## start
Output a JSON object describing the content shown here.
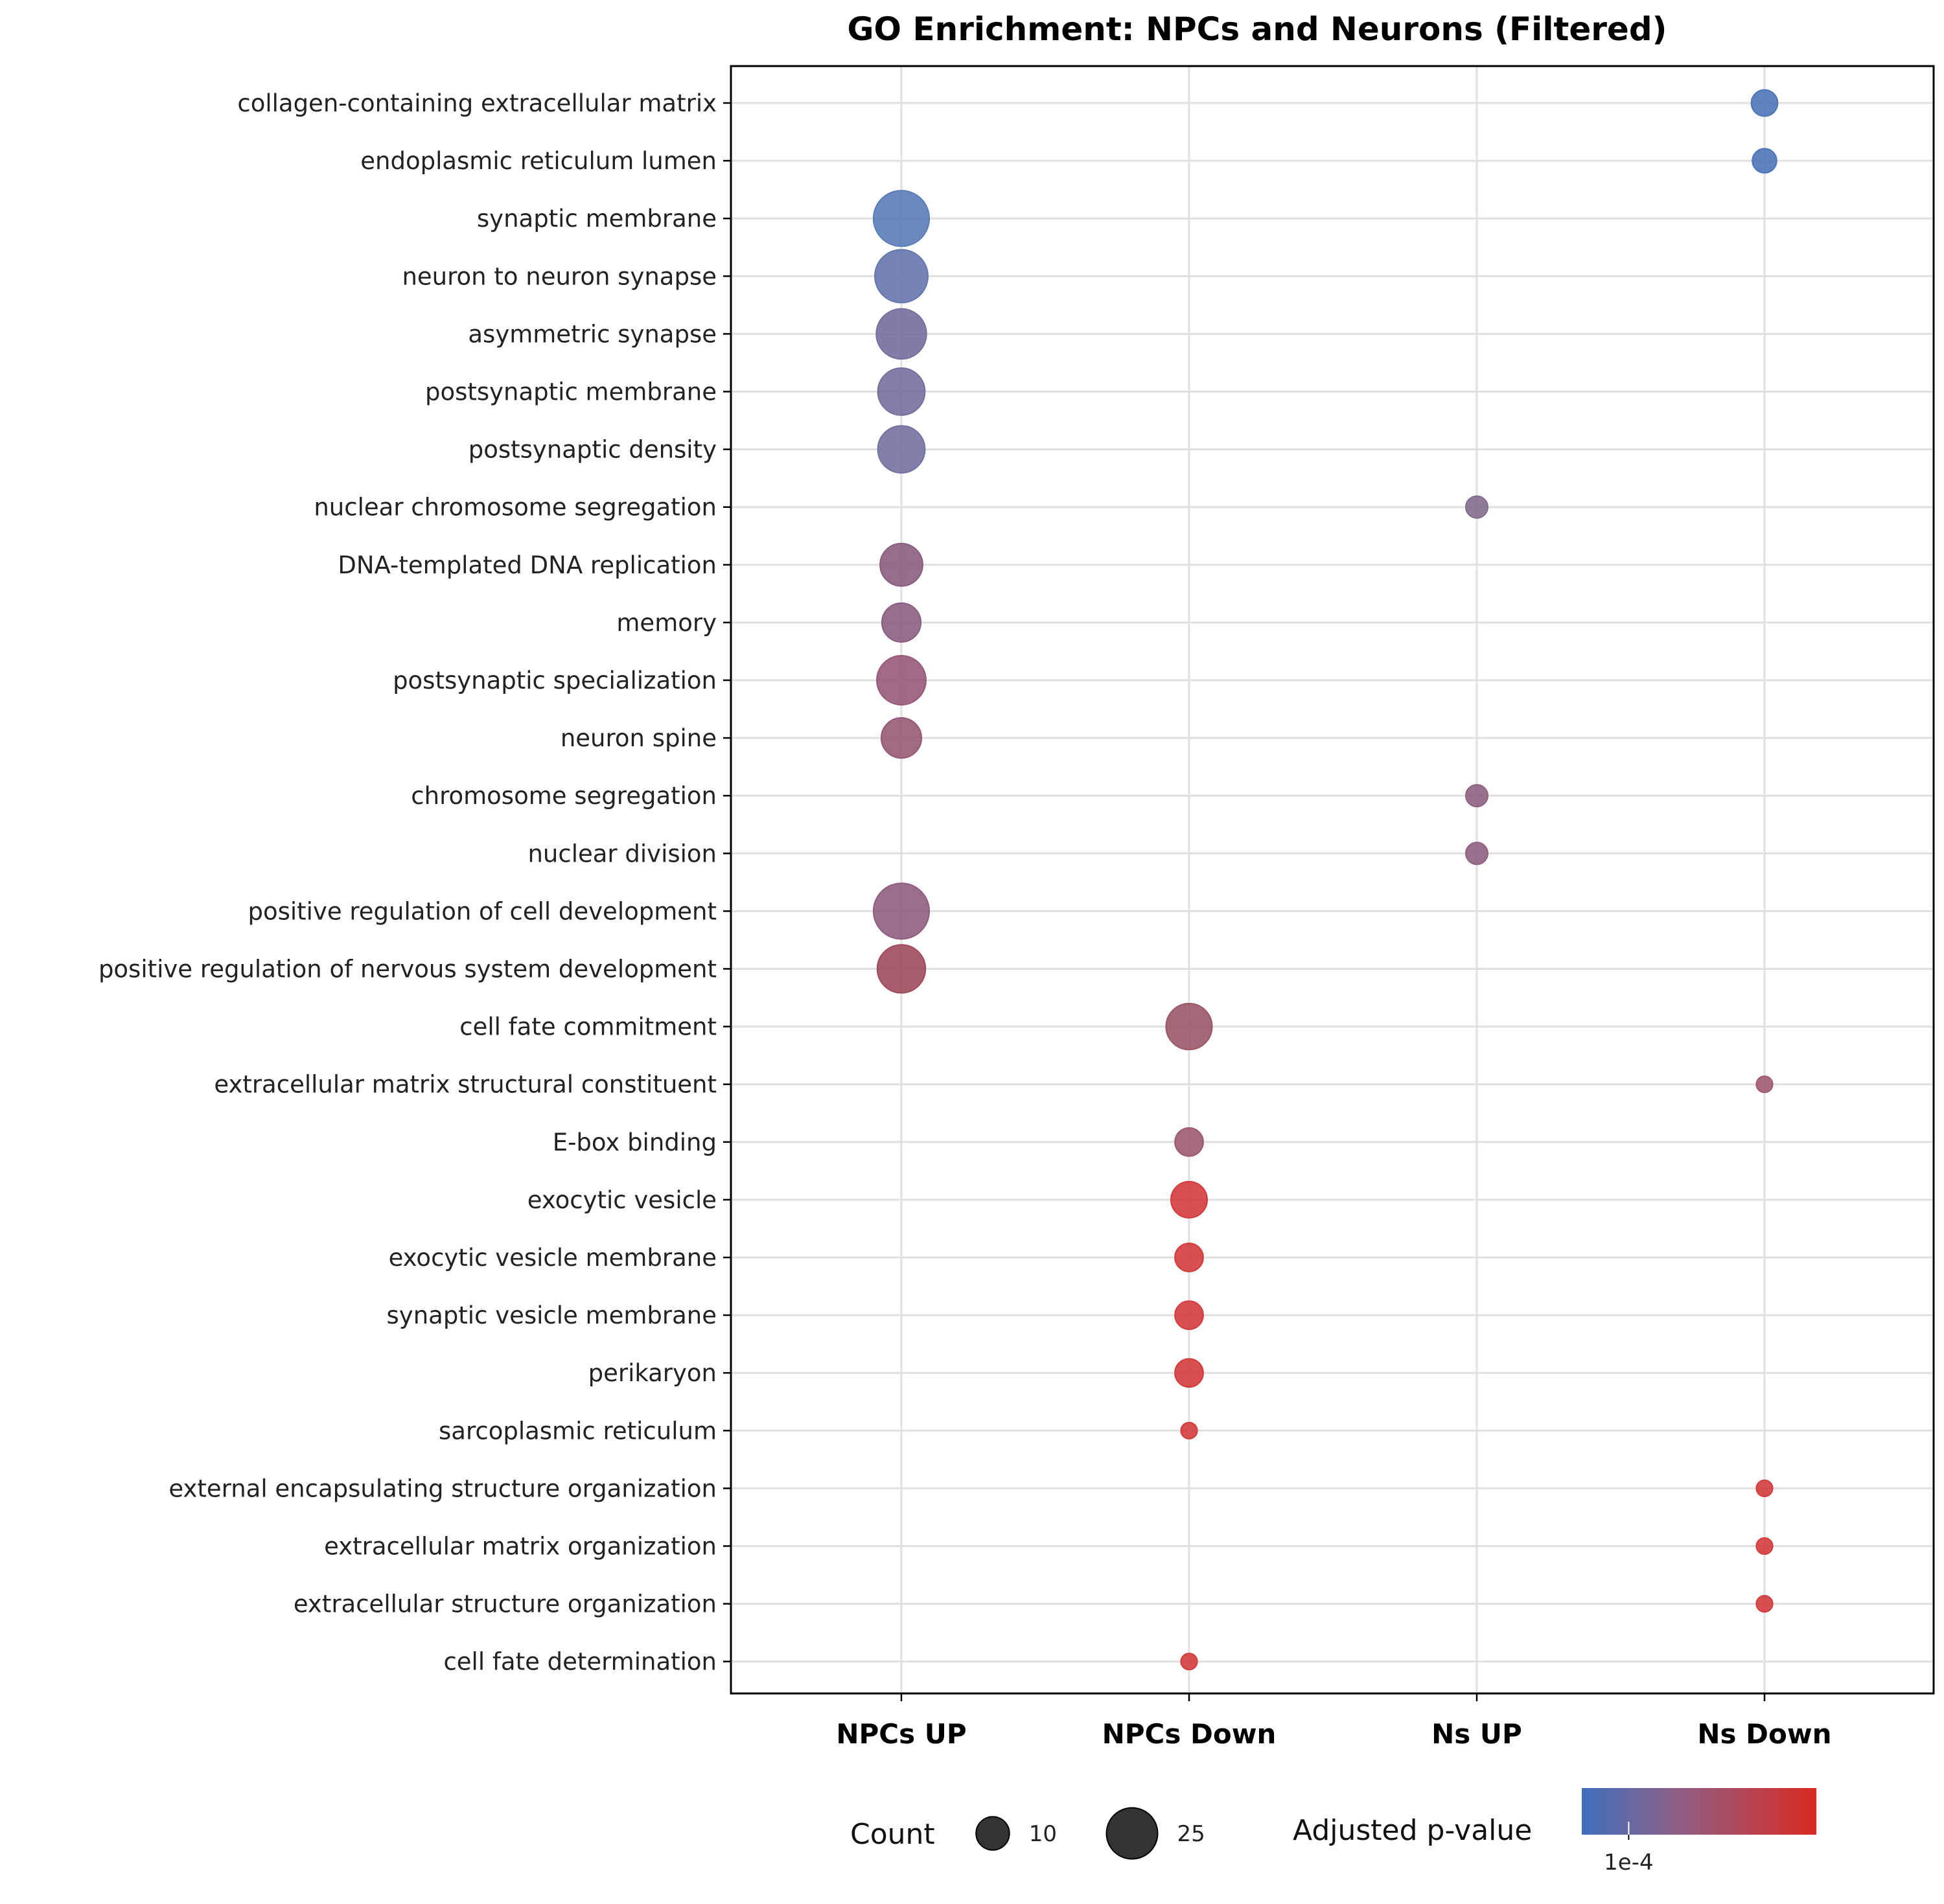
{
  "chart_data": {
    "type": "scatter",
    "title": "GO Enrichment: NPCs and Neurons (Filtered)",
    "xlabel": "",
    "ylabel": "",
    "grid": true,
    "categories": [
      "NPCs UP",
      "NPCs Down",
      "Ns UP",
      "Ns Down"
    ],
    "terms": [
      "collagen-containing extracellular matrix",
      "endoplasmic reticulum lumen",
      "synaptic membrane",
      "neuron to neuron synapse",
      "asymmetric synapse",
      "postsynaptic membrane",
      "postsynaptic density",
      "nuclear chromosome segregation",
      "DNA-templated DNA replication",
      "memory",
      "postsynaptic specialization",
      "neuron spine",
      "chromosome segregation",
      "nuclear division",
      "positive regulation of cell development",
      "positive regulation of nervous system development",
      "cell fate commitment",
      "extracellular matrix structural constituent",
      "E-box binding",
      "exocytic vesicle",
      "exocytic vesicle membrane",
      "synaptic vesicle membrane",
      "perikaryon",
      "sarcoplasmic reticulum",
      "external encapsulating structure organization",
      "extracellular matrix organization",
      "extracellular structure organization",
      "cell fate determination"
    ],
    "points": [
      {
        "term": "collagen-containing extracellular matrix",
        "group": "Ns Down",
        "count": 6,
        "color": "#4c76b8"
      },
      {
        "term": "endoplasmic reticulum lumen",
        "group": "Ns Down",
        "count": 5,
        "color": "#4c76b8"
      },
      {
        "term": "synaptic membrane",
        "group": "NPCs UP",
        "count": 30,
        "color": "#5a7db8"
      },
      {
        "term": "neuron to neuron synapse",
        "group": "NPCs UP",
        "count": 27,
        "color": "#6677ae"
      },
      {
        "term": "asymmetric synapse",
        "group": "NPCs UP",
        "count": 24,
        "color": "#766e9d"
      },
      {
        "term": "postsynaptic membrane",
        "group": "NPCs UP",
        "count": 21,
        "color": "#76709f"
      },
      {
        "term": "postsynaptic density",
        "group": "NPCs UP",
        "count": 21,
        "color": "#7472a2"
      },
      {
        "term": "nuclear chromosome segregation",
        "group": "Ns UP",
        "count": 4,
        "color": "#826c8e"
      },
      {
        "term": "DNA-templated DNA replication",
        "group": "NPCs UP",
        "count": 17,
        "color": "#8b5e7d"
      },
      {
        "term": "memory",
        "group": "NPCs UP",
        "count": 14,
        "color": "#8a5f80"
      },
      {
        "term": "postsynaptic specialization",
        "group": "NPCs UP",
        "count": 23,
        "color": "#965a78"
      },
      {
        "term": "neuron spine",
        "group": "NPCs UP",
        "count": 15,
        "color": "#975a75"
      },
      {
        "term": "chromosome segregation",
        "group": "Ns UP",
        "count": 4,
        "color": "#8d6281"
      },
      {
        "term": "nuclear division",
        "group": "Ns UP",
        "count": 4,
        "color": "#8e6281"
      },
      {
        "term": "positive regulation of cell development",
        "group": "NPCs UP",
        "count": 30,
        "color": "#905e80"
      },
      {
        "term": "positive regulation of nervous system development",
        "group": "NPCs UP",
        "count": 22,
        "color": "#a04b5c"
      },
      {
        "term": "cell fate commitment",
        "group": "NPCs Down",
        "count": 20,
        "color": "#9a5868"
      },
      {
        "term": "extracellular matrix structural constituent",
        "group": "Ns Down",
        "count": 2,
        "color": "#a05a70"
      },
      {
        "term": "E-box binding",
        "group": "NPCs Down",
        "count": 7,
        "color": "#9e5a70"
      },
      {
        "term": "exocytic vesicle",
        "group": "NPCs Down",
        "count": 12,
        "color": "#d43c3c"
      },
      {
        "term": "exocytic vesicle membrane",
        "group": "NPCs Down",
        "count": 7,
        "color": "#d43c3c"
      },
      {
        "term": "synaptic vesicle membrane",
        "group": "NPCs Down",
        "count": 7,
        "color": "#d43c3c"
      },
      {
        "term": "perikaryon",
        "group": "NPCs Down",
        "count": 7,
        "color": "#d43c3c"
      },
      {
        "term": "sarcoplasmic reticulum",
        "group": "NPCs Down",
        "count": 2,
        "color": "#d43c3c"
      },
      {
        "term": "external encapsulating structure organization",
        "group": "Ns Down",
        "count": 2,
        "color": "#d43c3c"
      },
      {
        "term": "extracellular matrix organization",
        "group": "Ns Down",
        "count": 2,
        "color": "#d43c3c"
      },
      {
        "term": "extracellular structure organization",
        "group": "Ns Down",
        "count": 2,
        "color": "#d43c3c"
      },
      {
        "term": "cell fate determination",
        "group": "NPCs Down",
        "count": 2,
        "color": "#d43c3c"
      }
    ],
    "size_legend": {
      "title": "Count",
      "entries": [
        {
          "label": "10",
          "value": 10
        },
        {
          "label": "25",
          "value": 25
        }
      ]
    },
    "color_legend": {
      "title": "Adjusted p-value",
      "low_color": "#3f6fbd",
      "mid_color": "#8c6088",
      "high_color": "#da2a22",
      "tick_label": "1e-4",
      "tick_fraction": 0.2
    }
  }
}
## end
**PROBLEM DETAILS:** Gather and copy every line of the data in which the string "chromosome" is found.

**TASK OUTPUT:**
      "nuclear chromosome segregation",
      "chromosome segregation",
        "term": "nuclear chromosome segregation",
        "term": "chromosome segregation",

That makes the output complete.